Report how many lines of the listing below include the word "this". Give nothing but the number.
══ RECORDS PROVIDED ══
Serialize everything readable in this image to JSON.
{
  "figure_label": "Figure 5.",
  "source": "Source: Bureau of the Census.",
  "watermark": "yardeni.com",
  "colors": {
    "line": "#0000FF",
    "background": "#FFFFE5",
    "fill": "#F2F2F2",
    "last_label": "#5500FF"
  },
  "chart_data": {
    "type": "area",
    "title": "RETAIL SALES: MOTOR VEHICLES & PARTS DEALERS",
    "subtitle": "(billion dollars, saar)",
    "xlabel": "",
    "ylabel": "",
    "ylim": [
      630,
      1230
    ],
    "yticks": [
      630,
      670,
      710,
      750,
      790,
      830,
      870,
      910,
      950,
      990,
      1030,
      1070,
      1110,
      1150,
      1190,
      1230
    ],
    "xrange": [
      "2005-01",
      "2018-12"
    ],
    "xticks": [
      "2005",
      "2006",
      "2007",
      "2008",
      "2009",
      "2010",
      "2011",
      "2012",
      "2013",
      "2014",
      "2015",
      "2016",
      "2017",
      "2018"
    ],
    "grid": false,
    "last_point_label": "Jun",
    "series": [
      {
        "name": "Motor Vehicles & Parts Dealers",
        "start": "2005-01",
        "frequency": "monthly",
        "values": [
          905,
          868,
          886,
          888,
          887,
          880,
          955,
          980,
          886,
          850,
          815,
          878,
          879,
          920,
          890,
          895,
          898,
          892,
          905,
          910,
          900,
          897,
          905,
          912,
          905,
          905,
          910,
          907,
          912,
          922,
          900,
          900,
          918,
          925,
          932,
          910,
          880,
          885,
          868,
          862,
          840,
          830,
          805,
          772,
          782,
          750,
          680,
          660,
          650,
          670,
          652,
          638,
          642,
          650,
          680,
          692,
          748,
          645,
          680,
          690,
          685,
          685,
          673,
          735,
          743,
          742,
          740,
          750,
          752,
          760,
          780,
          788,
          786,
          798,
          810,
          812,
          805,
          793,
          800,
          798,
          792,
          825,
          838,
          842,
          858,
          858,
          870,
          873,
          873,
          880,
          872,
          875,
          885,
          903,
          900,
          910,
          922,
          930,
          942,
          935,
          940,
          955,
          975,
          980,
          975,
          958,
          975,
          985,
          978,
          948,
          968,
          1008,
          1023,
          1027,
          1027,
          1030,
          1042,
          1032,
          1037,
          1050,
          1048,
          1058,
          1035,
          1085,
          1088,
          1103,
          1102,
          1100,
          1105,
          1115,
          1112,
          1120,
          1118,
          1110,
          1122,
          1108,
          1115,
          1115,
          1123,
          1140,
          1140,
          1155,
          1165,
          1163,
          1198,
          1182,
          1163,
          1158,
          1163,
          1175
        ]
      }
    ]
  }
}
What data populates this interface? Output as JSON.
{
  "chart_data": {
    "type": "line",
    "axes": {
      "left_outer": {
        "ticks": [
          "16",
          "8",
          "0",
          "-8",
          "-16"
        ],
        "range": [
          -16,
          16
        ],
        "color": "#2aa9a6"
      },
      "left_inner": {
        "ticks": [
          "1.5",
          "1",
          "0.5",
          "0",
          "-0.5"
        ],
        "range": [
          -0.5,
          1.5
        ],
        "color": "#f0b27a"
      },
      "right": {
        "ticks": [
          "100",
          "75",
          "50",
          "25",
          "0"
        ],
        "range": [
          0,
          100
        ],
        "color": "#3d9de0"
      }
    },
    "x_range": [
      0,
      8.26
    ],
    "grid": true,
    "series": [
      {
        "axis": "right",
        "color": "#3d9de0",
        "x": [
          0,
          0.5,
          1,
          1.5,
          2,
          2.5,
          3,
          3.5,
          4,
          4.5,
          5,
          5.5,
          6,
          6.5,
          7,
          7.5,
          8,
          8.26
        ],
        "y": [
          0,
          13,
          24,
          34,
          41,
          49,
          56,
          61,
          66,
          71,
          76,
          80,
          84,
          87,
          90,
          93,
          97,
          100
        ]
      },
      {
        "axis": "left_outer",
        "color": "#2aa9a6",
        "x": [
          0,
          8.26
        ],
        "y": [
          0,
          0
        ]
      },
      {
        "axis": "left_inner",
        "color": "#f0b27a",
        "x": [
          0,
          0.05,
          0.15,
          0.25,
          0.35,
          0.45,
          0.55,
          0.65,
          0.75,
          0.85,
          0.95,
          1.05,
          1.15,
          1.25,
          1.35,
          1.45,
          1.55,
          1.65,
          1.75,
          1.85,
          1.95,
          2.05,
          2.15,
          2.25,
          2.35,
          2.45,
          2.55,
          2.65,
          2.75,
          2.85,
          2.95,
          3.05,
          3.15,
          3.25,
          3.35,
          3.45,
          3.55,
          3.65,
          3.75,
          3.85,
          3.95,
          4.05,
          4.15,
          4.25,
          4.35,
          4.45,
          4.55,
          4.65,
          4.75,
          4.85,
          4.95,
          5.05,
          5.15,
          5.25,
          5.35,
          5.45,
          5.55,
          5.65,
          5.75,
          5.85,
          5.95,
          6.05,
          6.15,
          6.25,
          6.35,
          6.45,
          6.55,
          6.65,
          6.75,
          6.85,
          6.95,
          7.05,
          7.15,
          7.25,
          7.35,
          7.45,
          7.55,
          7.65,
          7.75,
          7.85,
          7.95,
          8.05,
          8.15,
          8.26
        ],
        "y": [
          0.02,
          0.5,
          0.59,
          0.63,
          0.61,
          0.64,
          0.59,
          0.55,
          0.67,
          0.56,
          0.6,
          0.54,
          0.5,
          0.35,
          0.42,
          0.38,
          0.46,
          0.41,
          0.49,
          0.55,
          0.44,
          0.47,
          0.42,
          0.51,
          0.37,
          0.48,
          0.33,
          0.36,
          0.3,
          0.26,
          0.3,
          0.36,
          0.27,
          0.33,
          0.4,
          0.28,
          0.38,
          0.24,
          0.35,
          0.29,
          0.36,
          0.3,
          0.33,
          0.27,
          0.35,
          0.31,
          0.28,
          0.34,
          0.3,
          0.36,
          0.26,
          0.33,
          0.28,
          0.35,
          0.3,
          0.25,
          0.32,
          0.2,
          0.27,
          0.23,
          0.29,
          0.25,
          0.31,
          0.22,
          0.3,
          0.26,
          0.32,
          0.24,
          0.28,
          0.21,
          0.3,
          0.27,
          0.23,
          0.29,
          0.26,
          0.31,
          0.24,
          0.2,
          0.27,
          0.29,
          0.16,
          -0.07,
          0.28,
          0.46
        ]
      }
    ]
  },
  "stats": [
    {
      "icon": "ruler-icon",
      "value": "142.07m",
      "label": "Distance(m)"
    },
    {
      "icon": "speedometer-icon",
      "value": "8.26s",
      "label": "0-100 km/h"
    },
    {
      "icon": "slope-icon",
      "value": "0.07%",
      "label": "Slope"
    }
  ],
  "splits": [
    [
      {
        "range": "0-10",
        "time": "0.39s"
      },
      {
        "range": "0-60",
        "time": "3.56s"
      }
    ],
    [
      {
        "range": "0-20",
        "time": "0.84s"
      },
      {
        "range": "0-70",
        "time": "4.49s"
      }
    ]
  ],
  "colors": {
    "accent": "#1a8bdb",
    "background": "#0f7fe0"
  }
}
═══
OUTPUT OF THE EXERCISE » 2